INSTRUCTION: Gather, from the listing beneath this task, every line holding the string "小城子林场".

TASK MATERIAL:

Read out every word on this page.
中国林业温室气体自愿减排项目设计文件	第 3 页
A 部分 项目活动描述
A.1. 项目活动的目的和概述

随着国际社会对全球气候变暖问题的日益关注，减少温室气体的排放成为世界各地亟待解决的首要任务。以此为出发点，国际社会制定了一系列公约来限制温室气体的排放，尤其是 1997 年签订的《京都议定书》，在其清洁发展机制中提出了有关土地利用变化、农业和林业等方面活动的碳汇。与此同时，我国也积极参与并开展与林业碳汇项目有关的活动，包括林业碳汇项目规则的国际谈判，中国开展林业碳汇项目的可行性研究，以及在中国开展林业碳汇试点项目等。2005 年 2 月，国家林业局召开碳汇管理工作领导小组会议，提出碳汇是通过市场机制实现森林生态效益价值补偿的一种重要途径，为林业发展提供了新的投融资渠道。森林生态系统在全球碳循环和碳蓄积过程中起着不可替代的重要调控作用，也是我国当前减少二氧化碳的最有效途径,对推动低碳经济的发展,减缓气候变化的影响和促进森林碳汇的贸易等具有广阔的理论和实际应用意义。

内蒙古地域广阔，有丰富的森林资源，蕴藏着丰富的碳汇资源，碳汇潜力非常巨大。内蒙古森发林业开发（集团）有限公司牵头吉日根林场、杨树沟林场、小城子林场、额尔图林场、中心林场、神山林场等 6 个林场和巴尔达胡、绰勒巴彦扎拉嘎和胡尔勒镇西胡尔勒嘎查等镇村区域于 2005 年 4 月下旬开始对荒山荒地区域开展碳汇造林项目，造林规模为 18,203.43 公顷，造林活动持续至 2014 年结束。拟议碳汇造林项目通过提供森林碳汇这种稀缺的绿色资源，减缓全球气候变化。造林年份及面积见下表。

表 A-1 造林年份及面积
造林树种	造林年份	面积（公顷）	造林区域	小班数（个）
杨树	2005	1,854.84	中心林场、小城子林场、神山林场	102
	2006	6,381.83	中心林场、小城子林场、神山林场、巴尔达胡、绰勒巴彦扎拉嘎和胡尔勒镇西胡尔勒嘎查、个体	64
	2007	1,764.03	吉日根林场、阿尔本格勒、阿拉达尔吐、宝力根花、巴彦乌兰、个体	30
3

TASK OUTPUT:
内蒙古地域广阔，有丰富的森林资源，蕴藏着丰富的碳汇资源，碳汇潜力非常巨大。内蒙古森发林业开发（集团）有限公司牵头吉日根林场、杨树沟林场、小城子林场、额尔图林场、中心林场、神山林场等 6 个林场和巴尔达胡、绰勒巴彦扎拉嘎和胡尔勒镇西胡尔勒嘎查等镇村区域于 2005 年 4 月下旬开始对荒山荒地区域开展碳汇造林项目，造林规模为 18,203.43 公顷，造林活动持续至 2014 年结束。拟议碳汇造林项目通过提供森林碳汇这种稀缺的绿色资源，减缓全球气候变化。造林年份及面积见下表。
杨树	2005	1,854.84	中心林场、小城子林场、神山林场	102
	2006	6,381.83	中心林场、小城子林场、神山林场、巴尔达胡、绰勒巴彦扎拉嘎和胡尔勒镇西胡尔勒嘎查、个体	64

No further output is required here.